### Data provided
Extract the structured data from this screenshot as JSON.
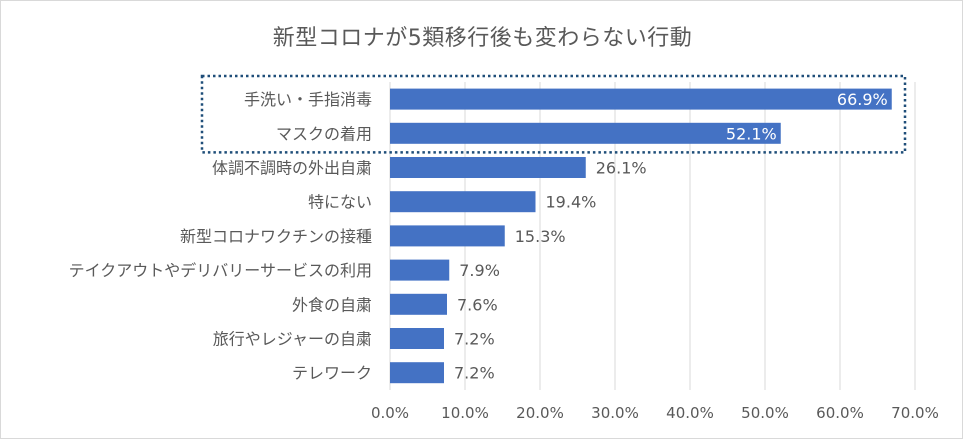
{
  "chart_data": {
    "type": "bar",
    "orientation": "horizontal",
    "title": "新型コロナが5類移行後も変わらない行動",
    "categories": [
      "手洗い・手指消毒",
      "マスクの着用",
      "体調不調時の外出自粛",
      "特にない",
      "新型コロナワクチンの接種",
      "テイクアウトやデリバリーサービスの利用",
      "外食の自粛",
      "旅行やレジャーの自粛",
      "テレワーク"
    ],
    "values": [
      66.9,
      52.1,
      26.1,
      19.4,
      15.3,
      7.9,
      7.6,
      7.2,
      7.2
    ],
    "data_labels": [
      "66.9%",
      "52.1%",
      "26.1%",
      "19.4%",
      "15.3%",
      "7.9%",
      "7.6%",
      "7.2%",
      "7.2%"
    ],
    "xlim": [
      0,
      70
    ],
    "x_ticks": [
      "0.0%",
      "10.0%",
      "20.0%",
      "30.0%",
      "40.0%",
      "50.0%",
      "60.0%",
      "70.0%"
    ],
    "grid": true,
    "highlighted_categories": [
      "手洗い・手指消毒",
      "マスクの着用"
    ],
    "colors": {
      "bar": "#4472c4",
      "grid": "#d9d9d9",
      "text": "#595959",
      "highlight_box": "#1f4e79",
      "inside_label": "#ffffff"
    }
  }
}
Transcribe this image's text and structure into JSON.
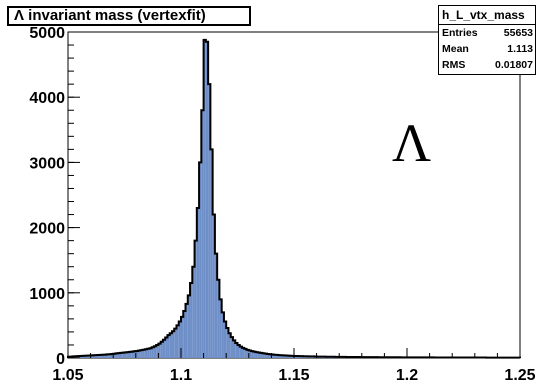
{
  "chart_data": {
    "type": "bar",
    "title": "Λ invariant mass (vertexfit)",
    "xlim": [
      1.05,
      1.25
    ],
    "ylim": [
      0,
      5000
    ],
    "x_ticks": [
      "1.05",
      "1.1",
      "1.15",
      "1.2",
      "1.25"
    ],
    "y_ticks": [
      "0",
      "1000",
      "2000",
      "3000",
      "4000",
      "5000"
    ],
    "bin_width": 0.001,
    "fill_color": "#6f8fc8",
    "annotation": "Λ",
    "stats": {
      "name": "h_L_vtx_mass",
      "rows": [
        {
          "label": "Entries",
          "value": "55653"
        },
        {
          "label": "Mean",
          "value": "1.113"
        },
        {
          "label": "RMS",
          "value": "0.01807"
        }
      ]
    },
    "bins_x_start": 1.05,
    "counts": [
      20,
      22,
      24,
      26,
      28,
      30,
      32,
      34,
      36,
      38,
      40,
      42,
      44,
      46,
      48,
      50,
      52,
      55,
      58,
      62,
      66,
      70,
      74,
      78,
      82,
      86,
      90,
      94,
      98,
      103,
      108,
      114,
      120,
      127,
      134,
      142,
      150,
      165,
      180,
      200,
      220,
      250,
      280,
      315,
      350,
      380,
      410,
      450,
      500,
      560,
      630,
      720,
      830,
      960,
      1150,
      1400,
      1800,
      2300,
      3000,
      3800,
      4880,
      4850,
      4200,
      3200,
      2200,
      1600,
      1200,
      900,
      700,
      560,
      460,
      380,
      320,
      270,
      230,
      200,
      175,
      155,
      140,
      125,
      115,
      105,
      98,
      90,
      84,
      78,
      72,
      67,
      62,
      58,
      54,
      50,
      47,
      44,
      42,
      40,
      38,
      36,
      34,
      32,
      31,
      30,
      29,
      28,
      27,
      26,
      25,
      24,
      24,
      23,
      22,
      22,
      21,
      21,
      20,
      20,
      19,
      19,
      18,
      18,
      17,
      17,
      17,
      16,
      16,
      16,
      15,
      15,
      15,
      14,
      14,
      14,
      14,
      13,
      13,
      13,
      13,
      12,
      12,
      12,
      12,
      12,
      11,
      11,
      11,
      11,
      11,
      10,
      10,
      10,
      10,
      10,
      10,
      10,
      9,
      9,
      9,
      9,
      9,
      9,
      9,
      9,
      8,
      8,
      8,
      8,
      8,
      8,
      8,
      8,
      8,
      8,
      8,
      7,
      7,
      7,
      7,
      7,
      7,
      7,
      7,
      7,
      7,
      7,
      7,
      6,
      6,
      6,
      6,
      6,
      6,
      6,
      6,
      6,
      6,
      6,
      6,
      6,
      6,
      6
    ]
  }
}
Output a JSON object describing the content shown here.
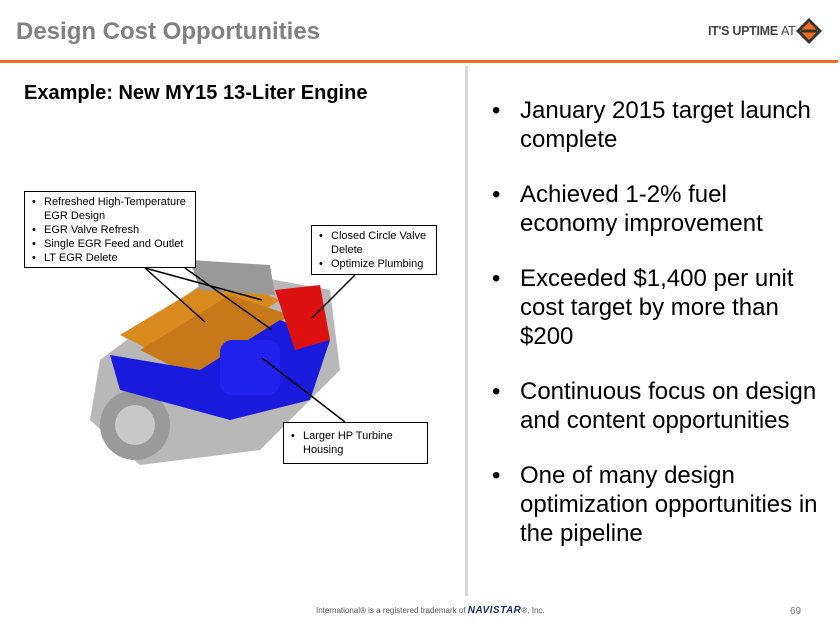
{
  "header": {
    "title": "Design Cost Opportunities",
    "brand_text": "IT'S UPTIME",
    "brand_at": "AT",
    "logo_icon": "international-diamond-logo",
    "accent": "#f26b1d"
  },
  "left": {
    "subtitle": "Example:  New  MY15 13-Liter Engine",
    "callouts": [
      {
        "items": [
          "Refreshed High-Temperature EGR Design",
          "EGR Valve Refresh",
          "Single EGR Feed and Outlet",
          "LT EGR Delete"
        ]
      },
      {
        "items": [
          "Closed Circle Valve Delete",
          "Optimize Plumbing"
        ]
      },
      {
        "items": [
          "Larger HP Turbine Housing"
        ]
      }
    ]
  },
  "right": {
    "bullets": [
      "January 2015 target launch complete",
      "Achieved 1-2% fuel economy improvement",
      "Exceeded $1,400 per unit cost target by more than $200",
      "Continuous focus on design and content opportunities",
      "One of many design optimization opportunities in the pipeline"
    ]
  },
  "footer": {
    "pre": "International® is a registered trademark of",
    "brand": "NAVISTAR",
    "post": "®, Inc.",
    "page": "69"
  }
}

==

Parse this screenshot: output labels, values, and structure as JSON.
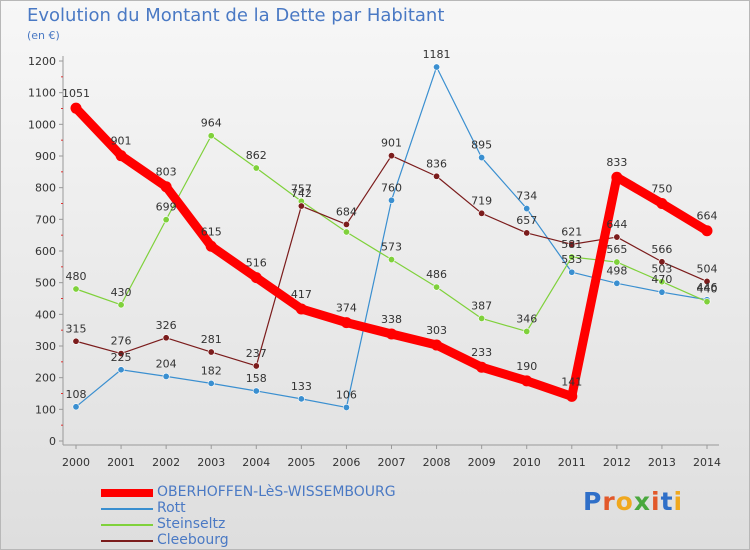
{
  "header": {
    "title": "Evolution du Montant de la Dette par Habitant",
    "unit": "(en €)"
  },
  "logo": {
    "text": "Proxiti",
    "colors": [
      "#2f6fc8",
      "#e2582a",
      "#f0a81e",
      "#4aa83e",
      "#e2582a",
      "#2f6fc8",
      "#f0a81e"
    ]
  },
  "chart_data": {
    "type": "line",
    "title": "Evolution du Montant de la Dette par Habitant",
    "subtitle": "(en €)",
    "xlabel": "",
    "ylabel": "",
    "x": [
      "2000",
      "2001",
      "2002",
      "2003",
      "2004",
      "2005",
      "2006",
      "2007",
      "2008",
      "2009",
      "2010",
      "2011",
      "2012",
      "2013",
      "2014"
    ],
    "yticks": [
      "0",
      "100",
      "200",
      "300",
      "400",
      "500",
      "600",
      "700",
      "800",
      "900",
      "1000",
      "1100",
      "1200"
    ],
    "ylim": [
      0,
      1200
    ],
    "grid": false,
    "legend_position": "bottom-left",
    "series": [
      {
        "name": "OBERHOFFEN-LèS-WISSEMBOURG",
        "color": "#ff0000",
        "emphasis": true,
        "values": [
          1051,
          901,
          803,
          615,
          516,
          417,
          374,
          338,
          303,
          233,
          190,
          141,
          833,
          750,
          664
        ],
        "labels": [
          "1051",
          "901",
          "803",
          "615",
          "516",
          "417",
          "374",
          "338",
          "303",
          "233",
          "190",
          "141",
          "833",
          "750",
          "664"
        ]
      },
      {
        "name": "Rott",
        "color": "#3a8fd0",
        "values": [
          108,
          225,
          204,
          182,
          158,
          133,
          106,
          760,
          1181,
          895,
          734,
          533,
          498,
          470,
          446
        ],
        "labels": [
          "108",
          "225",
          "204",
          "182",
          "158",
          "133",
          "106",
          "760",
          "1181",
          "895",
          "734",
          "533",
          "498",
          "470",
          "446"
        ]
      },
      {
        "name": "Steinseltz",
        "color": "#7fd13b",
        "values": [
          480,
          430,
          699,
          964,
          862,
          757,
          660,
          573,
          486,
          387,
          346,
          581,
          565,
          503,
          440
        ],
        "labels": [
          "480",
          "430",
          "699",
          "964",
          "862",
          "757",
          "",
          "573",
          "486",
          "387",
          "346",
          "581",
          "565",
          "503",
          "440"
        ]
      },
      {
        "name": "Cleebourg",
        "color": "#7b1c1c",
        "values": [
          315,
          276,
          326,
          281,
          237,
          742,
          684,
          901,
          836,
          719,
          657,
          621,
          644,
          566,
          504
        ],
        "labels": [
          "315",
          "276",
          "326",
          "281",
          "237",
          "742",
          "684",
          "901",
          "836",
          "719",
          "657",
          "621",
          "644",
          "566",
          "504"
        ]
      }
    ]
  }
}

### Exercise aim
Copy out every line of the data that includes the word "this".

### Solution to the problem
Extract the structured data from this screenshot as JSON.
Transcribe this image's text and structure into JSON.
Parse this screenshot: output labels, values, and structure as JSON.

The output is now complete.